• [Given task]:
Review the listing and copy each line that holds the word "n最小公倍数".

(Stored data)
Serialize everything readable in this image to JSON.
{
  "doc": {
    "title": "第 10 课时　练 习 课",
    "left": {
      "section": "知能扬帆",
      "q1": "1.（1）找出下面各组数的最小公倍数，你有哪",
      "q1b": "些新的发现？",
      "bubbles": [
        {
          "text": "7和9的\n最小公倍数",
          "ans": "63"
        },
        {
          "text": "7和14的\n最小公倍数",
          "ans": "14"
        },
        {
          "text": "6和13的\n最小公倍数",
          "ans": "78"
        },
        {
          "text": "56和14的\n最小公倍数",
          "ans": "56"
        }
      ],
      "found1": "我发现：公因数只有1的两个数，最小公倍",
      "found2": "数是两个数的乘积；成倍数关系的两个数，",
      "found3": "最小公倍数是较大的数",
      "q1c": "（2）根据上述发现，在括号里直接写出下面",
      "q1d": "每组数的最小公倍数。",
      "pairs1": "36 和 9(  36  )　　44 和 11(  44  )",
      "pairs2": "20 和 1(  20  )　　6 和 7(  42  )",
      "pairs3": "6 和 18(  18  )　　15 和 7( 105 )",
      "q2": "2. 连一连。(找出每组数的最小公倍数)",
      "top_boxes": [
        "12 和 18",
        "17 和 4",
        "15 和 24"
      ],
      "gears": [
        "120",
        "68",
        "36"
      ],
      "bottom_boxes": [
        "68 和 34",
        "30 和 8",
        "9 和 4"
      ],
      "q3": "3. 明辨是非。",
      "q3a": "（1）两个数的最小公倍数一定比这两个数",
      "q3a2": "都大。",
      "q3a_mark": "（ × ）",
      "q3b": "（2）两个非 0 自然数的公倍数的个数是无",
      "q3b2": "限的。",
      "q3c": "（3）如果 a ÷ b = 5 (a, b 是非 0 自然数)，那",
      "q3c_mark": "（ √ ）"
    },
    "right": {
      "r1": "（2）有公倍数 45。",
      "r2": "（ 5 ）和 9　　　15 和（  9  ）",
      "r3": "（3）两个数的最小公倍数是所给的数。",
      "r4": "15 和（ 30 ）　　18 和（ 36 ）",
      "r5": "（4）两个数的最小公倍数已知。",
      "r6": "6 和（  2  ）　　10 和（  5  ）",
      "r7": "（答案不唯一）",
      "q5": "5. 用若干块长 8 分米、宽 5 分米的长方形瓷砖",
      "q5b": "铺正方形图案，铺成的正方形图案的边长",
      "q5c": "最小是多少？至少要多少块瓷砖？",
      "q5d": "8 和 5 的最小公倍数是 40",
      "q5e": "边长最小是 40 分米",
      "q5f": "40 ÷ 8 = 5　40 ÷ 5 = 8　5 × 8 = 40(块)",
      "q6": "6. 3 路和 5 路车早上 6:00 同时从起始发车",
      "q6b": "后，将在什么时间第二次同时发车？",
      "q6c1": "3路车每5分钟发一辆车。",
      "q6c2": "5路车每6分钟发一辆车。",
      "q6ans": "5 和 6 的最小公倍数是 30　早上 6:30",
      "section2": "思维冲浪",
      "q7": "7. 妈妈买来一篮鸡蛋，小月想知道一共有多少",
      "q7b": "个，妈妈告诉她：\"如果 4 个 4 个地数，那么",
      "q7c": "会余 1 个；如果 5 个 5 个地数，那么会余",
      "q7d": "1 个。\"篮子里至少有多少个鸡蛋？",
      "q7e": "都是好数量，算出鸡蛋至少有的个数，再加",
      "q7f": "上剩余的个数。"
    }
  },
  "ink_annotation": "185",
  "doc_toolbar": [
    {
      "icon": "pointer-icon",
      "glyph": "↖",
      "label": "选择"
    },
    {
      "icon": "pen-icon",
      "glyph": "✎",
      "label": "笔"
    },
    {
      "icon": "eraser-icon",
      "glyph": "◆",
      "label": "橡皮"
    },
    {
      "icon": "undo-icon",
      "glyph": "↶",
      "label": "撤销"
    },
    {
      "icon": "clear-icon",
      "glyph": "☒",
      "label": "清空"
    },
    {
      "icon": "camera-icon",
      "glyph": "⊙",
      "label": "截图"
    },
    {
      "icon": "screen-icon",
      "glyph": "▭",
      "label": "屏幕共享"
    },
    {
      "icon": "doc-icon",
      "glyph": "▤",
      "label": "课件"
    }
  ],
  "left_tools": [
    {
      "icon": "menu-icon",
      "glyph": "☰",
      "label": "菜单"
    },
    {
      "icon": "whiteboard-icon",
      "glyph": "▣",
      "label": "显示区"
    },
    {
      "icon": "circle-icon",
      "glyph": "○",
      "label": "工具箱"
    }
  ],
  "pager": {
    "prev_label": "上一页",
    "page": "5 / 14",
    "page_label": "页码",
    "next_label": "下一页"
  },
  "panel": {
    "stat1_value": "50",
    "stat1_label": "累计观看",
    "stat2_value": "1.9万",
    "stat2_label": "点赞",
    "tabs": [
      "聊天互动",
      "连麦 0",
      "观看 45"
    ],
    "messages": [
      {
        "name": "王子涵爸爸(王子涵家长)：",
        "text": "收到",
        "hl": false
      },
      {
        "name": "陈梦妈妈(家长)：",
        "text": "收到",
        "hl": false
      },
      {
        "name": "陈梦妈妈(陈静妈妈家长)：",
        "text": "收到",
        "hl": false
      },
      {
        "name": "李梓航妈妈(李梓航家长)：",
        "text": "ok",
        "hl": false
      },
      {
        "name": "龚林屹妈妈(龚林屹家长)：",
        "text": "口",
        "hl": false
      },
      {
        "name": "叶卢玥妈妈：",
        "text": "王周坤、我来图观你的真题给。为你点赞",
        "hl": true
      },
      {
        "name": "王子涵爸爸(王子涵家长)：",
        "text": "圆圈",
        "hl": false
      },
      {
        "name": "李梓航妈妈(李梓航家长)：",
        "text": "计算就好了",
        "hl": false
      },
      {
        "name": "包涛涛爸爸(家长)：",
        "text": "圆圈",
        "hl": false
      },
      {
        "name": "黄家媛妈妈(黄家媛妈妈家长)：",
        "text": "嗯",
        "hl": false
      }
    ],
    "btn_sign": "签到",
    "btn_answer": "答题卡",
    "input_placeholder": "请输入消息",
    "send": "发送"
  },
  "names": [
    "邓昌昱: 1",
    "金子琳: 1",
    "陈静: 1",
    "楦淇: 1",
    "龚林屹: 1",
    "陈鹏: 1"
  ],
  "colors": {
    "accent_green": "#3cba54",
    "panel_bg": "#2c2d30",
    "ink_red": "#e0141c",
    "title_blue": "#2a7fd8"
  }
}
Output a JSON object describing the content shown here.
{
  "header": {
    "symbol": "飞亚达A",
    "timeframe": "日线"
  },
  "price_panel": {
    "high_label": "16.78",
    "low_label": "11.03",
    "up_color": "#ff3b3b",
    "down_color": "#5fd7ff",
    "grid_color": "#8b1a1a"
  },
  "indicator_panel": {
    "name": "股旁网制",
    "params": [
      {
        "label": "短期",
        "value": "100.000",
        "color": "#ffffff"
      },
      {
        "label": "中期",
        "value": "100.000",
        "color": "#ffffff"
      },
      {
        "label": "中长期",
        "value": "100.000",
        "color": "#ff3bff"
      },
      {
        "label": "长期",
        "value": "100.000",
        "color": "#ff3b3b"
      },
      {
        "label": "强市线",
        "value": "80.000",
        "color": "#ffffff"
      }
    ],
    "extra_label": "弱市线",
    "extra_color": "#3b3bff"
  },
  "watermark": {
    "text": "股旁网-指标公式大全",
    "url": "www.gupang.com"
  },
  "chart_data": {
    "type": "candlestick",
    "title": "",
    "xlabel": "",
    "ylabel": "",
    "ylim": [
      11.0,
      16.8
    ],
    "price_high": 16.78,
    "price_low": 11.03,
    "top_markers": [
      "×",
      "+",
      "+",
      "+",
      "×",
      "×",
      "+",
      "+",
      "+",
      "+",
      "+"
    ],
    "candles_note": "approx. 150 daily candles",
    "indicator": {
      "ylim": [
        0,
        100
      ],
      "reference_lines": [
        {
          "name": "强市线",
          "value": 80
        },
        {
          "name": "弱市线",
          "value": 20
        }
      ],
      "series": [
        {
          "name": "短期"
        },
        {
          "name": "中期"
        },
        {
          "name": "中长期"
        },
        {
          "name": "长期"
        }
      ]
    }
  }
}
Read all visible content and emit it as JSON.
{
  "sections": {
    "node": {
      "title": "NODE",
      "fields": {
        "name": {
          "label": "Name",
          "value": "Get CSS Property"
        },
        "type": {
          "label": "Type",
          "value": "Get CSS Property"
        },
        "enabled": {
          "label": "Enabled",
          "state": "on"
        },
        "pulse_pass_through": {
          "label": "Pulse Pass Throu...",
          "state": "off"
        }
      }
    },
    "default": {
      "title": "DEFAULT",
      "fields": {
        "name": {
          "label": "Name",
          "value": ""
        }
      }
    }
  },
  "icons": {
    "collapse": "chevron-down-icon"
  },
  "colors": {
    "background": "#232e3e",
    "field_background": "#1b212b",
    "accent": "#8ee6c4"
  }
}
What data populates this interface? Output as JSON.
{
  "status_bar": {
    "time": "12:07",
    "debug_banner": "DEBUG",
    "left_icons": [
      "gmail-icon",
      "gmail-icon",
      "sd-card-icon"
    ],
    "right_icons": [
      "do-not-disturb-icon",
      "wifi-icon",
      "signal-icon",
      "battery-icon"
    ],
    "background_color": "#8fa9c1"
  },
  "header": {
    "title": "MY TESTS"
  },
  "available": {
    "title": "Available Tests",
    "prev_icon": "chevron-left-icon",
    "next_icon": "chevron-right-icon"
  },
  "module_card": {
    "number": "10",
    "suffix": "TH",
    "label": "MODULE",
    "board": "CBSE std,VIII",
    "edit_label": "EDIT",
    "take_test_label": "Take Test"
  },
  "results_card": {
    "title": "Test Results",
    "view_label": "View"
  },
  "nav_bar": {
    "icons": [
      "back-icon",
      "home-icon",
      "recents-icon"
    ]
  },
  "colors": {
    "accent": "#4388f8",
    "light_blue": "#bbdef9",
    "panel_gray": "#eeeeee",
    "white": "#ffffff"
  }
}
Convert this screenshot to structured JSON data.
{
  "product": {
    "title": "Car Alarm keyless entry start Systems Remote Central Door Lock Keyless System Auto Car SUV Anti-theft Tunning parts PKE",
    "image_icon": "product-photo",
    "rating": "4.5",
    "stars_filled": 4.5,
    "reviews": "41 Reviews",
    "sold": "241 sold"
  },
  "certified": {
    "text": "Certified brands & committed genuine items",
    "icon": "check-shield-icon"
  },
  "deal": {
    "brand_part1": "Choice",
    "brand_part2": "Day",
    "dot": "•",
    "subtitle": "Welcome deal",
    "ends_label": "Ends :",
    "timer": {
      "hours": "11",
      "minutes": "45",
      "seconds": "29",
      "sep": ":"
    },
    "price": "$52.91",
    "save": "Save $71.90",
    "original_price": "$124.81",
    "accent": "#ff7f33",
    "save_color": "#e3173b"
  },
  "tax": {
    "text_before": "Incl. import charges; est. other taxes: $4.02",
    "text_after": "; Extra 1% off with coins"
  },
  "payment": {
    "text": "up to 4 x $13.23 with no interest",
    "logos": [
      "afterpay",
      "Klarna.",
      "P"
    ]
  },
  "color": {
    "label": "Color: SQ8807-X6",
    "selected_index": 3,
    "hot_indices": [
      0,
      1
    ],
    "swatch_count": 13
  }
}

• [Correct response]:
          "text": "7和9的\n最小公倍数",
          "text": "7和14的\n最小公倍数",
          "text": "6和13的\n最小公倍数",
          "text": "56和14的\n最小公倍数",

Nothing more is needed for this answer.